** START OF Data entries **

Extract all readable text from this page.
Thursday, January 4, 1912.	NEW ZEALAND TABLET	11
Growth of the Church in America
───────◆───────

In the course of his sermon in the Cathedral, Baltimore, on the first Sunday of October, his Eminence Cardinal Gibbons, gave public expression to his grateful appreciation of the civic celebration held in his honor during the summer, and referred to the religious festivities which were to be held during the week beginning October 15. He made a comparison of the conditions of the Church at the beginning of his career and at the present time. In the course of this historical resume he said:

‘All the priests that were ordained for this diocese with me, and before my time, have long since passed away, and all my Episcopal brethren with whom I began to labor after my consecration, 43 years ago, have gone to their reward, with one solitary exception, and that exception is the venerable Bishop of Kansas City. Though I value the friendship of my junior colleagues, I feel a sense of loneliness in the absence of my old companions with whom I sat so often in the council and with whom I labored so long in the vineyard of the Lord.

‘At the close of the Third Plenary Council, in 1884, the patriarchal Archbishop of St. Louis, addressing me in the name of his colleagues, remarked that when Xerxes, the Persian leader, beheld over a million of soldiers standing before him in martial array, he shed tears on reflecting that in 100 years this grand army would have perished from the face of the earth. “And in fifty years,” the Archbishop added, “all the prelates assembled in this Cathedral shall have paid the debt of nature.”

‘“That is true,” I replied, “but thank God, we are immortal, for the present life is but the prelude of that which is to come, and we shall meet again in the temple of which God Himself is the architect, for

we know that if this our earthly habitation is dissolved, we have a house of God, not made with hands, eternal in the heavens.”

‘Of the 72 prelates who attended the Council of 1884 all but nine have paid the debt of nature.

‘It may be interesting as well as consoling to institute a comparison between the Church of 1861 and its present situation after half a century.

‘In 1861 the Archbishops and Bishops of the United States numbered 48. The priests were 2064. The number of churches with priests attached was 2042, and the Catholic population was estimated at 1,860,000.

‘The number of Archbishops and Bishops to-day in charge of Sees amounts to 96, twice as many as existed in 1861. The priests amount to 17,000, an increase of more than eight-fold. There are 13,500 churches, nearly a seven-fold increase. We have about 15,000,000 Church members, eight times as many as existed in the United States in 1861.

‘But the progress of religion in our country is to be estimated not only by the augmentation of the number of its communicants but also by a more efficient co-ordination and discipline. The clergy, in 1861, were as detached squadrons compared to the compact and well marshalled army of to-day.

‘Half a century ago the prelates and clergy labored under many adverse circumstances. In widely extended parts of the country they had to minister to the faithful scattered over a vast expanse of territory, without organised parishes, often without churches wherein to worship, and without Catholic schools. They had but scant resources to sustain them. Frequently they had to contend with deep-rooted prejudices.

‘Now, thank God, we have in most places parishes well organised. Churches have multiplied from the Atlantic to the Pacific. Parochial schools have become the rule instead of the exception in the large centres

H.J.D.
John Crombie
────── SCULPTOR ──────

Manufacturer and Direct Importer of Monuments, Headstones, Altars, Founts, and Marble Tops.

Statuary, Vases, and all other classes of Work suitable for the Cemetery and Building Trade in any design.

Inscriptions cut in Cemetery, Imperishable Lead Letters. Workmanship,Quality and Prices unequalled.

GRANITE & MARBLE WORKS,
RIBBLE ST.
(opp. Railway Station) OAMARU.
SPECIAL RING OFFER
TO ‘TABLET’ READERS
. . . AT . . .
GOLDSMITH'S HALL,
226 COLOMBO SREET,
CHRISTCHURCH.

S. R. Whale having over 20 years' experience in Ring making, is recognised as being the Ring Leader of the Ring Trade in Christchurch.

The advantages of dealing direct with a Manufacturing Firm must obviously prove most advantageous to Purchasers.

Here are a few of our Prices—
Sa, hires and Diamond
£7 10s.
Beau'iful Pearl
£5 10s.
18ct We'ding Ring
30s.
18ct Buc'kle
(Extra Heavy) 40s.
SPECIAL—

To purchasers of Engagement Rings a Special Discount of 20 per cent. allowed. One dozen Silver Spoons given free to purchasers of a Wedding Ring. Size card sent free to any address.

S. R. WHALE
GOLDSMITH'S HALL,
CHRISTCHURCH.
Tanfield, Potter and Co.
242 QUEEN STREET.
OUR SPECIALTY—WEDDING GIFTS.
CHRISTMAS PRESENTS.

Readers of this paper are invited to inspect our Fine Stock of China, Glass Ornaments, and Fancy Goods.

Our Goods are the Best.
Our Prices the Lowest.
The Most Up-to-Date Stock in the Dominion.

** END OF Data entries **

** Work to do **
Extract each entry in full and write it down exactly.

** Task output **
Extract all readable text from this page.
Thursday, January 4, 1912.	NEW ZEALAND TABLET	11
Growth of the Church in America
───────◆───────

In the course of his sermon in the Cathedral, Baltimore, on the first Sunday of October, his Eminence Cardinal Gibbons, gave public expression to his grateful appreciation of the civic celebration held in his honor during the summer, and referred to the religious festivities which were to be held during the week beginning October 15. He made a comparison of the conditions of the Church at the beginning of his career and at the present time. In the course of this historical resume he said:

‘All the priests that were ordained for this diocese with me, and before my time, have long since passed away, and all my Episcopal brethren with whom I began to labor after my consecration, 43 years ago, have gone to their reward, with one solitary exception, and that exception is the venerable Bishop of Kansas City. Though I value the friendship of my junior colleagues, I feel a sense of loneliness in the absence of my old companions with whom I sat so often in the council and with whom I labored so long in the vineyard of the Lord.

‘At the close of the Third Plenary Council, in 1884, the patriarchal Archbishop of St. Louis, addressing me in the name of his colleagues, remarked that when Xerxes, the Persian leader, beheld over a million of soldiers standing before him in martial array, he shed tears on reflecting that in 100 years this grand army would have perished from the face of the earth. “And in fifty years,” the Archbishop added, “all the prelates assembled in this Cathedral shall have paid the debt of nature.”

‘“That is true,” I replied, “but thank God, we are immortal, for the present life is but the prelude of that which is to come, and we shall meet again in the temple of which God Himself is the architect, for

we know that if this our earthly habitation is dissolved, we have a house of God, not made with hands, eternal in the heavens.”

‘Of the 72 prelates who attended the Council of 1884 all but nine have paid the debt of nature.

‘It may be interesting as well as consoling to institute a comparison between the Church of 1861 and its present situation after half a century.

‘In 1861 the Archbishops and Bishops of the United States numbered 48. The priests were 2064. The number of churches with priests attached was 2042, and the Catholic population was estimated at 1,860,000.

‘The number of Archbishops and Bishops to-day in charge of Sees amounts to 96, twice as many as existed in 1861. The priests amount to 17,000, an increase of more than eight-fold. There are 13,500 churches, nearly a seven-fold increase. We have about 15,000,000 Church members, eight times as many as existed in the United States in 1861.

‘But the progress of religion in our country is to be estimated not only by the augmentation of the number of its communicants but also by a more efficient co-ordination and discipline. The clergy, in 1861, were as detached squadrons compared to the compact and well marshalled army of to-day.

‘Half a century ago the prelates and clergy labored under many adverse circumstances. In widely extended parts of the country they had to minister to the faithful scattered over a vast expanse of territory, without organised parishes, often without churches wherein to worship, and without Catholic schools. They had but scant resources to sustain them. Frequently they had to contend with deep-rooted prejudices.

‘Now, thank God, we have in most places parishes well organised. Churches have multiplied from the Atlantic to the Pacific. Parochial schools have become the rule instead of the exception in the large centres

H.J.D.
John Crombie
────── SCULPTOR ──────

Manufacturer and Direct Importer of Monuments, Headstones, Altars, Founts, and Marble Tops.

Statuary, Vases, and all other classes of Work suitable for the Cemetery and Building Trade in any design.

Inscriptions cut in Cemetery, Imperishable Lead Letters. Workmanship,Quality and Prices unequalled.

GRANITE & MARBLE WORKS,
RIBBLE ST.
(opp. Railway Station) OAMARU.
SPECIAL RING OFFER
TO ‘TABLET’ READERS
. . . AT . . .
GOLDSMITH'S HALL,
226 COLOMBO SREET,
CHRISTCHURCH.

S. R. Whale having over 20 years' experience in Ring making, is recognised as being the Ring Leader of the Ring Trade in Christchurch.

The advantages of dealing direct with a Manufacturing Firm must obviously prove most advantageous to Purchasers.

Here are a few of our Prices—
Sa, hires and Diamond
£7 10s.
Beau'iful Pearl
£5 10s.
18ct We'ding Ring
30s.
18ct Buc'kle
(Extra Heavy) 40s.
SPECIAL—

To purchasers of Engagement Rings a Special Discount of 20 per cent. allowed. One dozen Silver Spoons given free to purchasers of a Wedding Ring. Size card sent free to any address.

S. R. WHALE
GOLDSMITH'S HALL,
CHRISTCHURCH.
Tanfield, Potter and Co.
242 QUEEN STREET.
OUR SPECIALTY—WEDDING GIFTS.
CHRISTMAS PRESENTS.

Readers of this paper are invited to inspect our Fine Stock of China, Glass Ornaments, and Fancy Goods.

Our Goods are the Best.
Our Prices the Lowest.
The Most Up-to-Date Stock in the Dominion.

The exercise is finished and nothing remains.